**INSTRUCTION**
Pick every line with "Создание" from the material below.

[Collection entries]

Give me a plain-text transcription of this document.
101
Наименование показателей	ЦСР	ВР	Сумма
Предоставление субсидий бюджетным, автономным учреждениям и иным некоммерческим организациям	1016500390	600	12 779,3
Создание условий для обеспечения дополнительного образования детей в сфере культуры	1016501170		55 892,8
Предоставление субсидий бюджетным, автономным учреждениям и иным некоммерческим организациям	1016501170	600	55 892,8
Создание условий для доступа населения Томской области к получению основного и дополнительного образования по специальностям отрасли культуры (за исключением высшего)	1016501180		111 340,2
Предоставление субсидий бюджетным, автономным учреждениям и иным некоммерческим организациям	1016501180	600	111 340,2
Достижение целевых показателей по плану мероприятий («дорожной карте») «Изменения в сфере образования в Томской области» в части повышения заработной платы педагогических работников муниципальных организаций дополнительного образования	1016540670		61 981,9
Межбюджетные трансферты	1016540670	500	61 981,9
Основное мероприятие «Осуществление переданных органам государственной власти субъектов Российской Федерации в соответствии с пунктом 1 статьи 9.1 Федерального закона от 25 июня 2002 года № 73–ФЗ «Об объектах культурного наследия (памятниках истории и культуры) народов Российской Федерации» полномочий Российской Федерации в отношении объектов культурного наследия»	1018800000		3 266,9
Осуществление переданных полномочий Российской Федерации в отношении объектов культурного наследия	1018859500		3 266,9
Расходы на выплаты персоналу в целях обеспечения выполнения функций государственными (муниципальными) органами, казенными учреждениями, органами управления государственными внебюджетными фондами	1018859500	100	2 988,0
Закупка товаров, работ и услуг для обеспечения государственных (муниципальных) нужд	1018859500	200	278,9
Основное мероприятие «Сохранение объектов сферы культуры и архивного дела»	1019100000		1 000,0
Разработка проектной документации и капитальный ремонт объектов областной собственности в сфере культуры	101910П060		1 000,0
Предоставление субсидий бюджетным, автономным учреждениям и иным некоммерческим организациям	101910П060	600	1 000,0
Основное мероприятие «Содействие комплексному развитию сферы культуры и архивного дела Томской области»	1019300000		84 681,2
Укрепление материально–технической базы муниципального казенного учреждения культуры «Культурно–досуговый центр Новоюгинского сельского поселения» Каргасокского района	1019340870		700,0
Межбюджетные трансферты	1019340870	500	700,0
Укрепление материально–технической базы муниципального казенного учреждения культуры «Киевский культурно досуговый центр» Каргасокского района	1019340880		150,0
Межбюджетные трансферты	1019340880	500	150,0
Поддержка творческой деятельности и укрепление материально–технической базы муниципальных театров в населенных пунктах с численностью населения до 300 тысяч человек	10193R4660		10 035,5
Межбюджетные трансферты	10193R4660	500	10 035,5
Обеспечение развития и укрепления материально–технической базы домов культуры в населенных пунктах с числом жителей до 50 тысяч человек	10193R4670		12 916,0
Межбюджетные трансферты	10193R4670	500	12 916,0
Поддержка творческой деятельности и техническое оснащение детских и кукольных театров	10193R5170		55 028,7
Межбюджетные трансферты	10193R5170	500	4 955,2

==

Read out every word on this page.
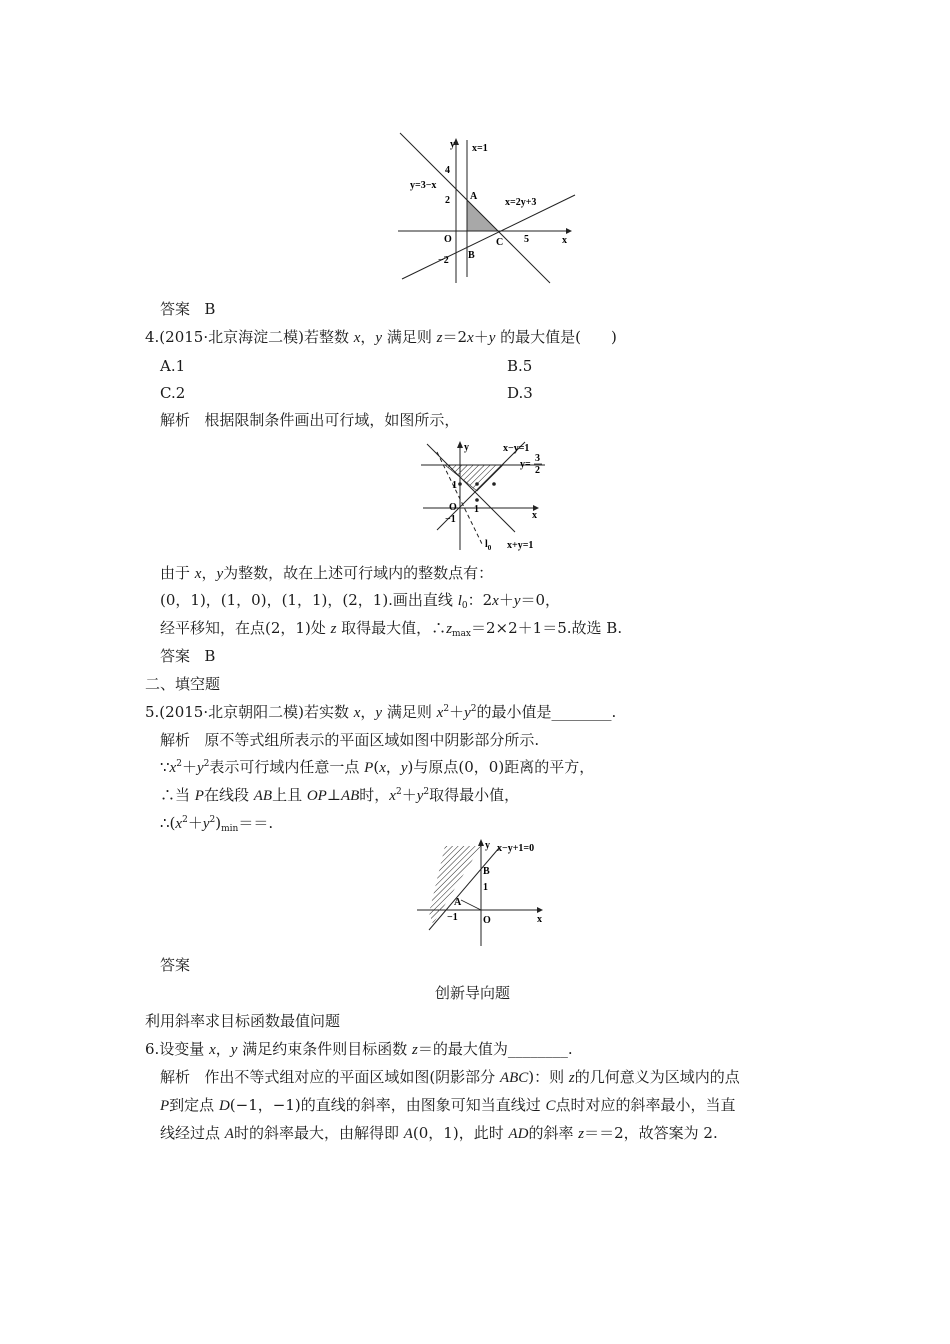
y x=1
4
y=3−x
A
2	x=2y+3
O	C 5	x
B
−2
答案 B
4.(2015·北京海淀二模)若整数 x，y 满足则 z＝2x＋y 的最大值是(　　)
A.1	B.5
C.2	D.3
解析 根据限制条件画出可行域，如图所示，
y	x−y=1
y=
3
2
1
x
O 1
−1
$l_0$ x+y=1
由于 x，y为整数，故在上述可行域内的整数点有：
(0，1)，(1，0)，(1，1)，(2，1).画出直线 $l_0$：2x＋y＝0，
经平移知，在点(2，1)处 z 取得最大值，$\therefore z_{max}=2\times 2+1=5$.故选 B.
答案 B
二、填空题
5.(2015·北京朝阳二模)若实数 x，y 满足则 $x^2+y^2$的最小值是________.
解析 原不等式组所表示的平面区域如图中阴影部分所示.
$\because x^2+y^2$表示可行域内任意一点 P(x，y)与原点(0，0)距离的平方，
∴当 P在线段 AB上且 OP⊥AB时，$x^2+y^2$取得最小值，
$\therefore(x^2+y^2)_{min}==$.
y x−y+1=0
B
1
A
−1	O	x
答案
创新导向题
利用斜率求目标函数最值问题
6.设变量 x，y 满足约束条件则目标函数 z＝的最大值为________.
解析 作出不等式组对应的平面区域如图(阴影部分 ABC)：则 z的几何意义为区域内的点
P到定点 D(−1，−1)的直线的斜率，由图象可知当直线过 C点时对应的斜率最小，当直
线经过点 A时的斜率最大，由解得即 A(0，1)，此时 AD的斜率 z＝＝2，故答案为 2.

--

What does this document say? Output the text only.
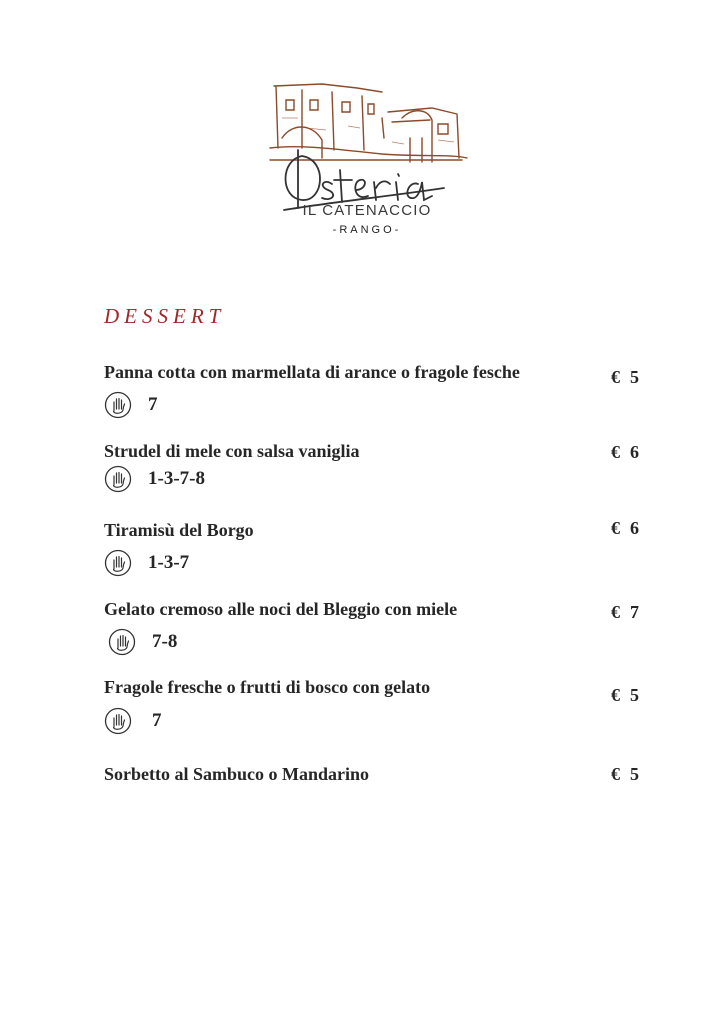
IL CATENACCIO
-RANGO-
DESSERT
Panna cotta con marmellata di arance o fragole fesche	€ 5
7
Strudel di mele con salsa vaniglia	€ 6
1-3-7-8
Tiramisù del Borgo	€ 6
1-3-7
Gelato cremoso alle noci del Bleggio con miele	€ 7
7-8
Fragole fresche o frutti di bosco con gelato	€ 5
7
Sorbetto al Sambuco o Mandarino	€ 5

**RESULT OF THE TASK**
Создание условий для обеспечения дополнительного образования детей в сфере культуры	1016501170		55 892,8
Создание условий для доступа населения Томской области к получению основного и дополнительного образования по специальностям отрасли культуры (за исключением высшего)	1016501180		111 340,2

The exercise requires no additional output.